COSA FARAI ->
A) Elenca, dal brano, tutti quelli che chi parla indica come suoi altri «padri».
B) Modifica il brano riscrivendo tutto ciò che va da "Chi sono stati" giù fino a "la stepchild adoption.", con "nuotare" al posto di "pescare".
C) Rispondi a queste domande sul brano.
(i) Quali due punti fermi hanno sempre tenuto chi parla e Marianna?
(ii) Che cosa ha insegnato il nonno a chi parla?
(iii) Quale limitazione del decreto di legge Cirinnà viene indicata come prima tra tutte?

BRANO ->

Qual è la ricetta di questa armonia?
«Una sola, penso: essere brave persone. Forse non perfetti compagni, ma un uomo e una donna che decidono che certe cose sono intoccabili. Io e Marianna abbiamo sempre tenuto due punti fermi: mettere i figli al centro, preservandoli, e cercare di essere sereni anche nella separazione. La stima reciproca tra ex compagni è fondamentale, perché si porta dietro la fiducia: Marianna sa che non avrei mai esposto i nostri figli a persone non per bene, e io so lo stesso di lei. Se ci fosse stata della gelosia tra di noi sarebbe stato complicato, ma non c’è stata: lasciare liberi è un gesto d’amore che ti torna indietro. A me è successo, e adesso i nostri figli sanno accogliere tutti senza diffidenza. Mio nonno, presentando la sua seconda compagna, se ne fregò delle eventuali diffidenze dei figli, ma noi oggi siamo padri diversi. Baciamo, accarezziamo. Quando mai io sono stato baciato da mio padre? Lui lavorava tutto il giorno, poi tornava a cena – e nessuno poteva alzarsi prima che lui avesse finito di mangiare – dopo di che usciva a fare politica. Era molto assente. Ma uno può imparare le cose anche dagli altri».
Chi sono stati i suoi altri «padri»?
«Mio nonno, che mi ha insegnato a pescare. I professori, in particolare uno, il professor Filia. E le persone che, anche brevemente, incontri nella vita. Siamo sempre lì, ai nomi da dare alle persone, ai generi da affibbiare alla famiglia. Che Paese strano il nostro: tra cento anni i nostri pronipoti diranno “ma ti ricordi quando ancora ci si doveva sposare per poter fare le cose? E ti ricordi che le famiglie omosessuali avevano meno diritti? Che cosa assurda, come gli autobus per i bianchi e quelli per i neri”. Perché anche questo è razzismo. Se un bambino va a scuola ed è felice, chi se ne frega se ha due padri o due madri? Il problema ce lo dobbiamo porre quando i bambini sono infelici».
Il decreto di legge Cirinnà è passato con delle limitazioni, prima tra tutte la stepchild adoption.
«Questa delle adozioni è una cosa assurda. Dicono che apra la via all’utero in affitto. A parte che non c’entra nulla, ma la mia domanda è: e allora? So che è un discorso molto delicato, e credo che si debba essere donne per sapere com’è dare il proprio corpo per generare un figlio di altri, ma il gesto non mi sembra né violento né sbagliato se alla base c’è un sentimento di amore. Se una donna ha la forza di farlo: perché no? L’importante è che sia libera di scegliere. Non ha mica una pistola puntata alla tempia».

MATERIALE ->
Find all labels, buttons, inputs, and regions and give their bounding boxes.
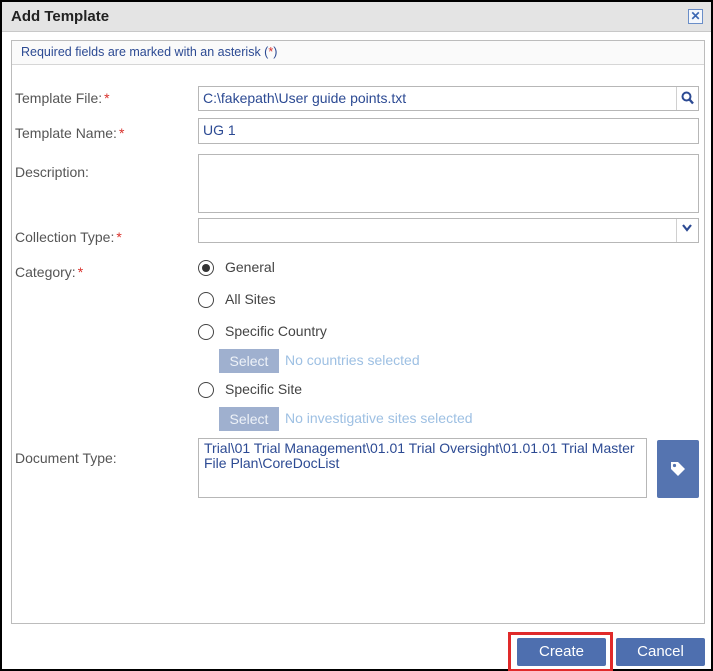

ESERCIZIO SVOLTO ->
A) Il nonno, che gli ha insegnato a pescare; i professori, in particolare il professor Filia; le persone che si incontrano nella vita, anche brevemente.

B)
Chi sono stati i suoi altri «padri»?
«Mio nonno, che mi ha insegnato a nuotare. I professori, in particolare uno, il professor Filia. E le persone che, anche brevemente, incontri nella vita. Siamo sempre lì, ai nomi da dare alle persone, ai generi da affibbiare alla famiglia. Che Paese strano il nostro: tra cento anni i nostri pronipoti diranno “ma ti ricordi quando ancora ci si doveva sposare per poter fare le cose? E ti ricordi che le famiglie omosessuali avevano meno diritti? Che cosa assurda, come gli autobus per i bianchi e quelli per i neri”. Perché anche questo è razzismo. Se un bambino va a scuola ed è felice, chi se ne frega se ha due padri o due madri? Il problema ce lo dobbiamo porre quando i bambini sono infelici».
Il decreto di legge Cirinnà è passato con delle limitazioni, prima tra tutte la stepchild adoption.

C)
(i) Mettere i figli al centro, preservandoli, e cercare di essere sereni anche nella separazione.
(ii) A pescare.
(iii) La stepchild adoption.